Stored entries:
━━━━━━━━━━━━━━━━━━━━

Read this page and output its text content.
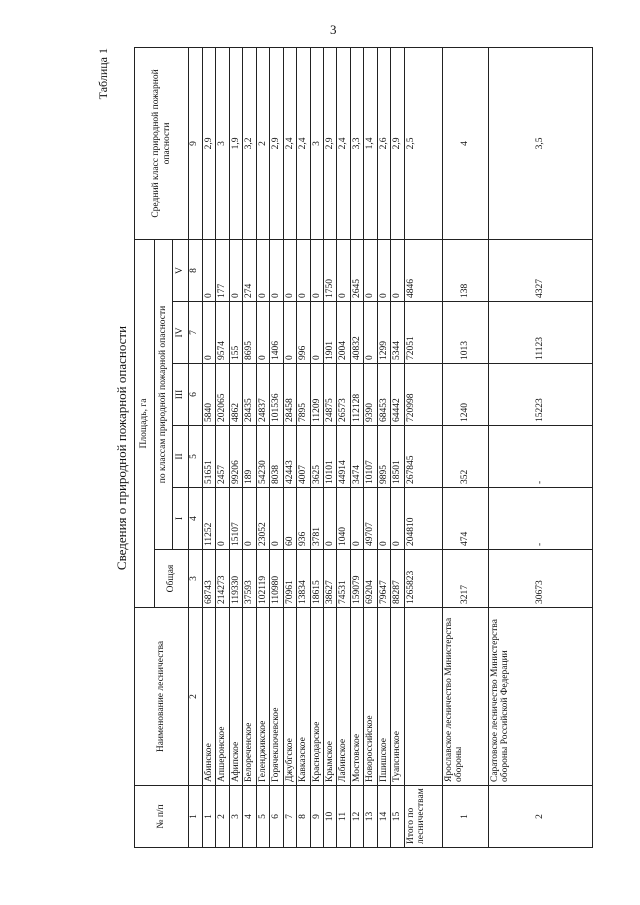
3
Таблица 1
Сведения о природной пожарной опасности
№ п/п	Наименование лесничества	Площадь, га						Средний класс природной пожарной опасности
		Общая	по классам природной пожарной опасности					
			I	II	III	IV	V	
1	2	3	4	5	6	7	8	9
1	Абинское	68743	11252	51651	5840	0	0	2,9
2	Апшеронское	214273	0	2457	202065	9574	177	3
3	Афипское	119330	15107	99206	4862	155	0	1,9
4	Белореченское	37593	0	189	28435	8695	274	3,2
5	Геленджикское	102119	23052	54230	24837	0	0	2
6	Горячеключевское	110980	0	8038	101536	1406	0	2,9
7	Джубгское	70961	60	42443	28458	0	0	2,4
8	Кавказское	13834	936	4007	7895	996	0	2,4
9	Краснодарское	18615	3781	3625	11209	0	0	3
10	Крымское	38627	0	10101	24875	1901	1750	2,9
11	Лабинское	74531	1040	44914	26573	2004	0	2,4
12	Мостовское	159079	0	3474	112128	40832	2645	3,3
13	Новороссийское	69204	49707	10107	9390	0	0	1,4
14	Пшишское	79647	0	9895	68453	1299	0	2,6
15	Туапсинское	88287	0	18501	64442	5344	0	2,9
Итого по лесничествам		1265823	204810	267845	720998	72051	4846	2,5
1	Ярославское лесничество Министерства обороны	3217	474	352	1240	1013	138	4
2	Саратовское лесничество Министерства обороны Российской Федерации	30673	-	-	15223	11123	4327	3,5
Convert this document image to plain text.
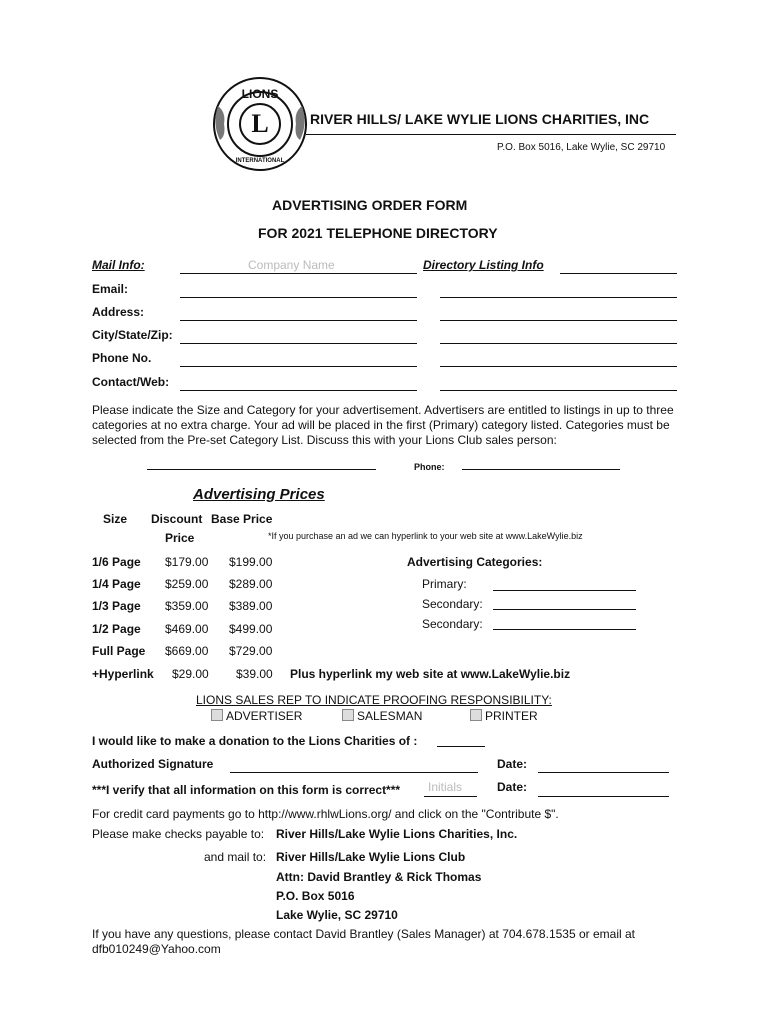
L
LIONS
INTERNATIONAL
RIVER HILLS/ LAKE WYLIE LIONS CHARITIES, INC
P.O. Box 5016, Lake Wylie, SC 29710
ADVERTISING ORDER FORM
FOR 2021 TELEPHONE DIRECTORY
Mail Info:	Company Name	Directory Listing Info
Email:
Address:
City/State/Zip:
Phone No.
Contact/Web:
Please indicate the Size and Category for your advertisement. Advertisers are entitled to listings in up to three categories at no extra charge. Your ad will be placed in the first (Primary) category listed. Categories must be selected from the Pre-set Category List. Discuss this with your Lions Club sales person:
Phone:
Advertising Prices
Size Discount
Price
Base Price
*If you purchase an ad we can hyperlink to your web site at www.LakeWylie.biz
1/6 Page $179.00 $199.00
1/4 Page $259.00 $289.00
1/3 Page $359.00 $389.00
1/2 Page $469.00 $499.00
Full Page $669.00 $729.00
+Hyperlink $29.00 $39.00 Plus hyperlink my web site at www.LakeWylie.biz
Advertising Categories:
Primary:
Secondary:
Secondary:
LIONS SALES REP TO INDICATE PROOFING RESPONSIBILITY:
ADVERTISER	SALESMAN	PRINTER
I would like to make a donation to the Lions Charities of :
Authorized Signature	Date:
***I verify that all information on this form is correct*** Initials	Date:
For credit card payments go to http://www.rhlwLions.org/ and click on the "Contribute $".
Please make checks payable to: River Hills/Lake Wylie Lions Charities, Inc.
and mail to: River Hills/Lake Wylie Lions Club
Attn: David Brantley & Rick Thomas
P.O. Box 5016
Lake Wylie, SC 29710
If you have any questions, please contact David Brantley (Sales Manager) at 704.678.1535 or email at dfb010249@Yahoo.com
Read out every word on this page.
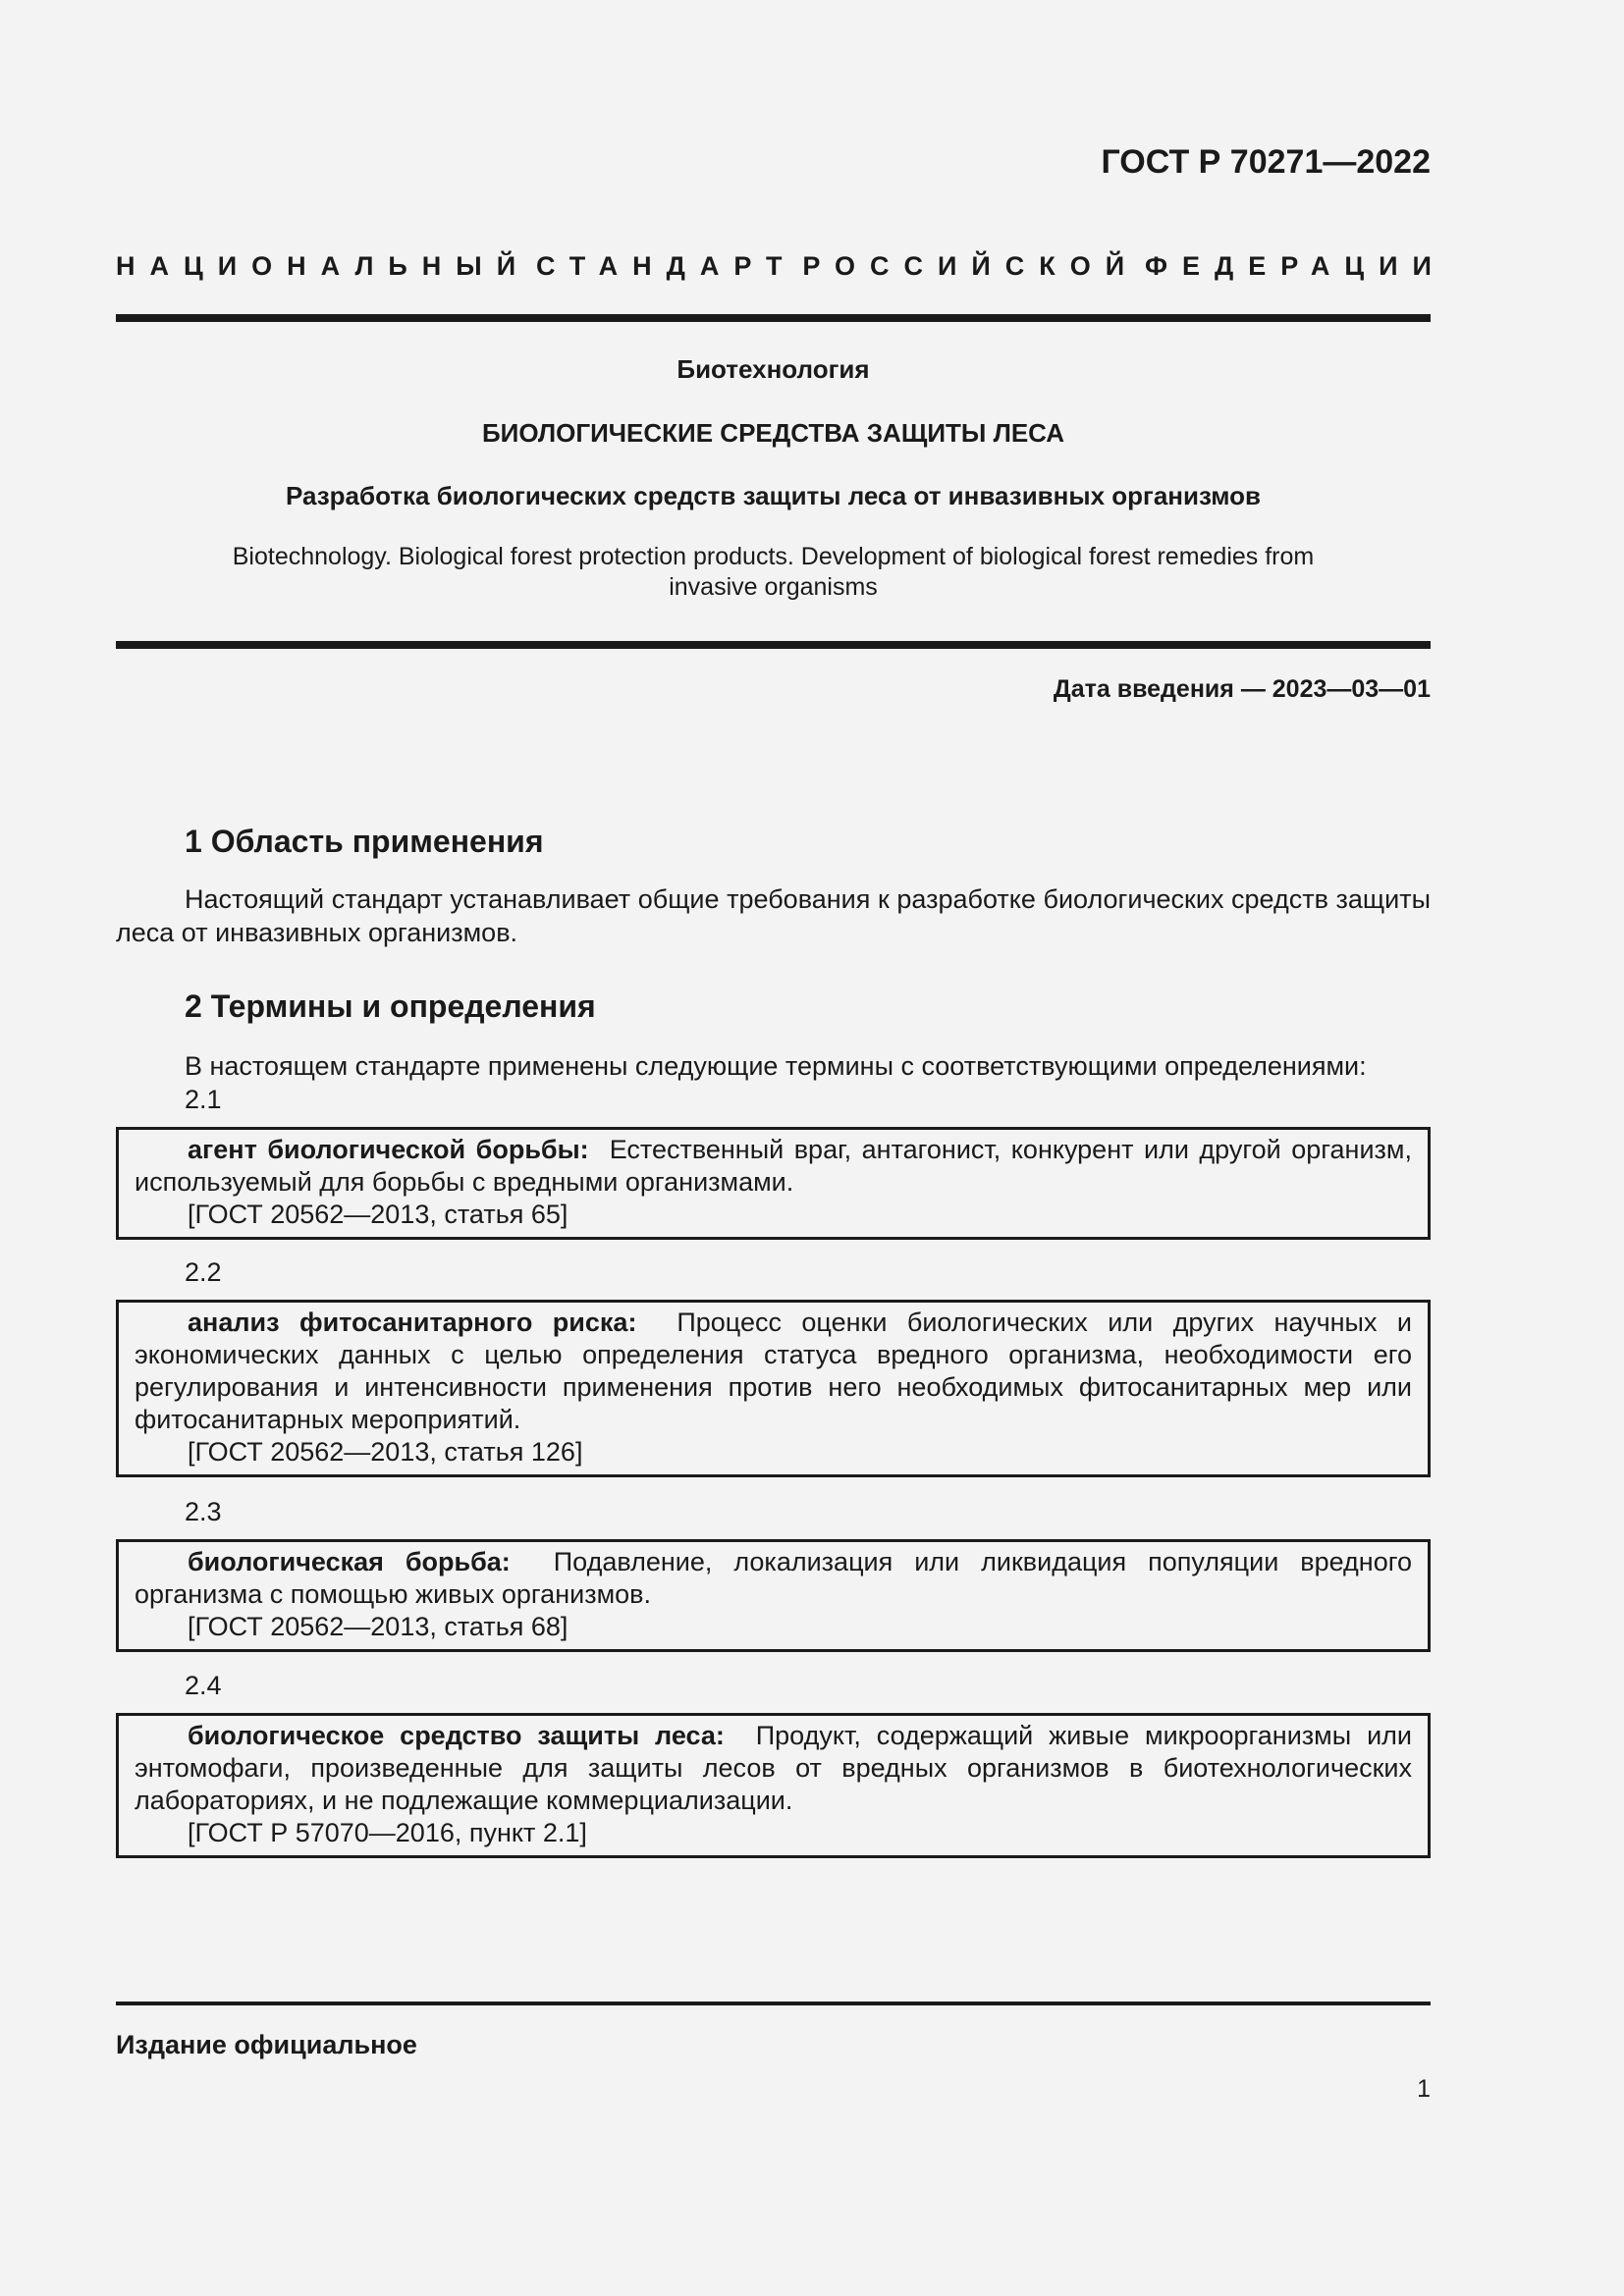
ГОСТ Р 70271—2022
НАЦИОНАЛЬНЫЙ СТАНДАРТ РОССИЙСКОЙ ФЕДЕРАЦИИ
Биотехнология
БИОЛОГИЧЕСКИЕ СРЕДСТВА ЗАЩИТЫ ЛЕСА
Разработка биологических средств защиты леса от инвазивных организмов
Biotechnology. Biological forest protection products. Development of biological forest remedies from
invasive organisms
Дата введения — 2023—03—01
1 Область применения
Настоящий стандарт устанавливает общие требования к разработке биологических средств защиты леса от инвазивных организмов.
2 Термины и определения
В настоящем стандарте применены следующие термины с соответствующими определениями:
2.1
агент биологической борьбы: Естественный враг, антагонист, конкурент или другой организм, используемый для борьбы с вредными организмами.
[ГОСТ 20562—2013, статья 65]
2.2
анализ фитосанитарного риска: Процесс оценки биологических или других научных и экономических данных с целью определения статуса вредного организма, необходимости его регулирования и интенсивности применения против него необходимых фитосанитарных мер или фитосанитарных мероприятий.
[ГОСТ 20562—2013, статья 126]
2.3
биологическая борьба: Подавление, локализация или ликвидация популяции вредного организма с помощью живых организмов.
[ГОСТ 20562—2013, статья 68]
2.4
биологическое средство защиты леса: Продукт, содержащий живые микроорганизмы или энтомофаги, произведенные для защиты лесов от вредных организмов в биотехнологических лабораториях, и не подлежащие коммерциализации.
[ГОСТ Р 57070—2016, пункт 2.1]
Издание официальное
1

━━━━━━━━━━━━━━━━━━━━

### [EXERCISE AIM]
Quote the listing above in full, except for the pictures.

### [RESPONSE TO THE EXERCISE]
Read this page and output its text content.
3
Таблица 1
Сведения о природной пожарной опасности
№ п/п	Наименование лесничества	Площадь, га						Средний класс природной пожарной опасности
		Общая	по классам природной пожарной опасности					
			I	II	III	IV	V	
1	2	3	4	5	6	7	8	9
1	Абинское	68743	11252	51651	5840	0	0	2,9
2	Апшеронское	214273	0	2457	202065	9574	177	3
3	Афипское	119330	15107	99206	4862	155	0	1,9
4	Белореченское	37593	0	189	28435	8695	274	3,2
5	Геленджикское	102119	23052	54230	24837	0	0	2
6	Горячеключевское	110980	0	8038	101536	1406	0	2,9
7	Джубгское	70961	60	42443	28458	0	0	2,4
8	Кавказское	13834	936	4007	7895	996	0	2,4
9	Краснодарское	18615	3781	3625	11209	0	0	3
10	Крымское	38627	0	10101	24875	1901	1750	2,9
11	Лабинское	74531	1040	44914	26573	2004	0	2,4
12	Мостовское	159079	0	3474	112128	40832	2645	3,3
13	Новороссийское	69204	49707	10107	9390	0	0	1,4
14	Пшишское	79647	0	9895	68453	1299	0	2,6
15	Туапсинское	88287	0	18501	64442	5344	0	2,9
Итого по лесничествам		1265823	204810	267845	720998	72051	4846	2,5
1	Ярославское лесничество Министерства обороны	3217	474	352	1240	1013	138	4
2	Саратовское лесничество Министерства обороны Российской Федерации	30673	-	-	15223	11123	4327	3,5
Convert this document image to plain text.
L
LIONS
INTERNATIONAL
RIVER HILLS/ LAKE WYLIE LIONS CHARITIES, INC
P.O. Box 5016, Lake Wylie, SC 29710
ADVERTISING ORDER FORM
FOR 2021 TELEPHONE DIRECTORY
Mail Info:	Company Name	Directory Listing Info
Email:
Address:
City/State/Zip:
Phone No.
Contact/Web:
Please indicate the Size and Category for your advertisement. Advertisers are entitled to listings in up to three categories at no extra charge. Your ad will be placed in the first (Primary) category listed. Categories must be selected from the Pre-set Category List. Discuss this with your Lions Club sales person:
Phone:
Advertising Prices
Size Discount
Price
Base Price
*If you purchase an ad we can hyperlink to your web site at www.LakeWylie.biz
1/6 Page $179.00 $199.00
1/4 Page $259.00 $289.00
1/3 Page $359.00 $389.00
1/2 Page $469.00 $499.00
Full Page $669.00 $729.00
+Hyperlink $29.00 $39.00 Plus hyperlink my web site at www.LakeWylie.biz
Advertising Categories:
Primary:
Secondary:
Secondary:
LIONS SALES REP TO INDICATE PROOFING RESPONSIBILITY:
ADVERTISER	SALESMAN	PRINTER
I would like to make a donation to the Lions Charities of :
Authorized Signature	Date:
***I verify that all information on this form is correct*** Initials	Date:
For credit card payments go to http://www.rhlwLions.org/ and click on the "Contribute $".
Please make checks payable to: River Hills/Lake Wylie Lions Charities, Inc.
and mail to: River Hills/Lake Wylie Lions Club
Attn: David Brantley & Rick Thomas
P.O. Box 5016
Lake Wylie, SC 29710
If you have any questions, please contact David Brantley (Sales Manager) at 704.678.1535 or email at dfb010249@Yahoo.com
Read out every word on this page.
ГОСТ Р 70271—2022
НАЦИОНАЛЬНЫЙ СТАНДАРТ РОССИЙСКОЙ ФЕДЕРАЦИИ
Биотехнология
БИОЛОГИЧЕСКИЕ СРЕДСТВА ЗАЩИТЫ ЛЕСА
Разработка биологических средств защиты леса от инвазивных организмов
Biotechnology. Biological forest protection products. Development of biological forest remedies from
invasive organisms
Дата введения — 2023—03—01
1 Область применения
Настоящий стандарт устанавливает общие требования к разработке биологических средств защиты леса от инвазивных организмов.
2 Термины и определения
В настоящем стандарте применены следующие термины с соответствующими определениями:
2.1
агент биологической борьбы: Естественный враг, антагонист, конкурент или другой организм, используемый для борьбы с вредными организмами.
[ГОСТ 20562—2013, статья 65]
2.2
анализ фитосанитарного риска: Процесс оценки биологических или других научных и экономических данных с целью определения статуса вредного организма, необходимости его регулирования и интенсивности применения против него необходимых фитосанитарных мер или фитосанитарных мероприятий.
[ГОСТ 20562—2013, статья 126]
2.3
биологическая борьба: Подавление, локализация или ликвидация популяции вредного организма с помощью живых организмов.
[ГОСТ 20562—2013, статья 68]
2.4
биологическое средство защиты леса: Продукт, содержащий живые микроорганизмы или энтомофаги, произведенные для защиты лесов от вредных организмов в биотехнологических лабораториях, и не подлежащие коммерциализации.
[ГОСТ Р 57070—2016, пункт 2.1]
Издание официальное
1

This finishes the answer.